Gib aus dem Text über die Unterrichtung des Landtags die Passage wörtlich wieder, die mit „Dies gilt entsprechend, wenn“ beginnt und bis einschließlich „Abstimmungsverhalten im Bundesrat.“ reicht.

**Textauszug**
──────

Dies gilt entsprechend, wenn Entschließungsanträge oder andere Initiativen von vergleichbarer politischer Bedeutung beim Bundesrat eingegangen sind.
(2) Soweit die Landesregierung entsprechende Gesetzesinitiativen, Verordnungsanträge oder Entschließungsanträge im Bundesrat einbringt, leitet die Staatskanzlei dem Landtag den Text der Initiative spätestens gleichzeitig mit der Übermittlung an den Bundesrat zu.
(3) Erfolgt eine Stellungnahme des Landtags oder in eilbedürftigen Angelegenheiten eine vorläufige Stellungnahme des federführenden Ausschusses, so berücksichtigt die Landesregierung diese bei ihrer Entscheidung über ihr Abstimmungsverhalten im Bundesrat.

§ 8 Zusammenarbeit mit dem Bund, den Ländern, anderen Staaten und zwischenstaatlichen Einrichtungen

(1) Das fachlich zuständige Ministerium unterrichtet den Landtag schriftlich über die wesentlichen Ergebnisse der Fachministerkonferenzen, soweit sie zur Veröffentlichung freigegeben und für das Land Schleswig-Holstein von erheblicher landespolitischer Bedeutung sind. Gleiches gilt für die Staatskanzlei im Hinblick auf die Ergebnisse der Ministerpräsidentenkonferenzen.
(2) Unabhängig von Absatz 1 informiert die Landesregierung den Landtag über sonstige Vorgänge im Rahmen der Zusammenarbeit mit dem Bund, den Ländern, anderen Staaten und zwischenstaatlichen Einrichtungen, die für das Land Schleswig-Holstein von erheblicher landespolitischer Bedeutung sind. Dies gilt insbesondere für die Unterrichtung des Landtages vor dem Abschluss eines völkerrechtlichen Vertrages durch den Bund, der die besonderen Verhältnisse des Landes Schleswig-Holstein berührt (
Artikel 32 Abs. 2 Grundgesetz ).

§ 9 Zusammenarbeit mit der Europäischen Union

(1) Das fachlich zuständige Ministerium unterrichtet den Landtag unverzüglich schriftlich über alle Vorhaben im Rahmen der Europäischen Union, die für das Land von erheblicher landespolitischer Bedeutung sind und wesentliche Interessen des Landes unmittelbar berühren. Zu diesen Vorhaben gehören insbesondere Initiativen, die eine Verlagerung von Kompetenzen der Länder auf die Europäische Union zur Folge hätten.

──────

**Bereitgestellte Datensätze**
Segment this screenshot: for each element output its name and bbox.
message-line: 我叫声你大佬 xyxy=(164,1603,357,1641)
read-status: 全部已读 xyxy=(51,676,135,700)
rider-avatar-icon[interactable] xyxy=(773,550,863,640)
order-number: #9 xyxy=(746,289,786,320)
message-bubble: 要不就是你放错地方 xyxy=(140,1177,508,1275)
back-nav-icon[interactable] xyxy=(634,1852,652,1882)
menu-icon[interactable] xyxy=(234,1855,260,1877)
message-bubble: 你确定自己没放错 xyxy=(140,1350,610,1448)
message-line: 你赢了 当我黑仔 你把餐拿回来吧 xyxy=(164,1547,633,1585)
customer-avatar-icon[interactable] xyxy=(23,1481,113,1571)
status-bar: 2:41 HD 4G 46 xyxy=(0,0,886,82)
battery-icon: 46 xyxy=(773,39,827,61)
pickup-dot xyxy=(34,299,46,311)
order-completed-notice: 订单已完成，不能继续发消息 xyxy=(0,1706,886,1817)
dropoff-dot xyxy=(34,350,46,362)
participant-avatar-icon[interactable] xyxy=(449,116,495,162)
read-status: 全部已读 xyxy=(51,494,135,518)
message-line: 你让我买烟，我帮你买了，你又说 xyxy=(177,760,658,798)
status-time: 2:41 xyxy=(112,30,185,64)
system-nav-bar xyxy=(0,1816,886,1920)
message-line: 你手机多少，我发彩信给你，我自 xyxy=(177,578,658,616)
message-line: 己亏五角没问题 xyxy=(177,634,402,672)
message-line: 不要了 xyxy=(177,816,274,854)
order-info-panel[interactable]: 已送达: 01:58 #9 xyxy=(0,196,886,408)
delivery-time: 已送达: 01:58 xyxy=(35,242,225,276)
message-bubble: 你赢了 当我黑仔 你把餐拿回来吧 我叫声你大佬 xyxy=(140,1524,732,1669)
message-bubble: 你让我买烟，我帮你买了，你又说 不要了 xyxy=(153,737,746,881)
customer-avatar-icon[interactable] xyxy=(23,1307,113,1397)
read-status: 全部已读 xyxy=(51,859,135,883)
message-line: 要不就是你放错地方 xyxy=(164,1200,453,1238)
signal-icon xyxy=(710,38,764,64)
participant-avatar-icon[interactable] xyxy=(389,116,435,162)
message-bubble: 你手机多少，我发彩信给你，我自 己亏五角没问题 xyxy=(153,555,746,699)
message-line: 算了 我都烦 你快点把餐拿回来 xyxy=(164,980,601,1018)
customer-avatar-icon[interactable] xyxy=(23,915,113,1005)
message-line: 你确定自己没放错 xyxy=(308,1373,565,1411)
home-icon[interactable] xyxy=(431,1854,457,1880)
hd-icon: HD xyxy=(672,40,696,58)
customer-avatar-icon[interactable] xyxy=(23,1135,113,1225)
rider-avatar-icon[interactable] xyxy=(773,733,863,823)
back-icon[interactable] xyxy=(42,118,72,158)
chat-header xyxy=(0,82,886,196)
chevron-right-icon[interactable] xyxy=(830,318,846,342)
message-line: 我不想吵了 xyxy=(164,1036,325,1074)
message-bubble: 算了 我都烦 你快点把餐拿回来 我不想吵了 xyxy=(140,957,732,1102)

──────

**Ergebnis**
Dies gilt entsprechend, wenn Entschließungsanträge oder andere Initiativen von vergleichbarer politischer Bedeutung beim Bundesrat eingegangen sind.
(2) Soweit die Landesregierung entsprechende Gesetzesinitiativen, Verordnungsanträge oder Entschließungsanträge im Bundesrat einbringt, leitet die Staatskanzlei dem Landtag den Text der Initiative spätestens gleichzeitig mit der Übermittlung an den Bundesrat zu.
(3) Erfolgt eine Stellungnahme des Landtags oder in eilbedürftigen Angelegenheiten eine vorläufige Stellungnahme des federführenden Ausschusses, so berücksichtigt die Landesregierung diese bei ihrer Entscheidung über ihr Abstimmungsverhalten im Bundesrat.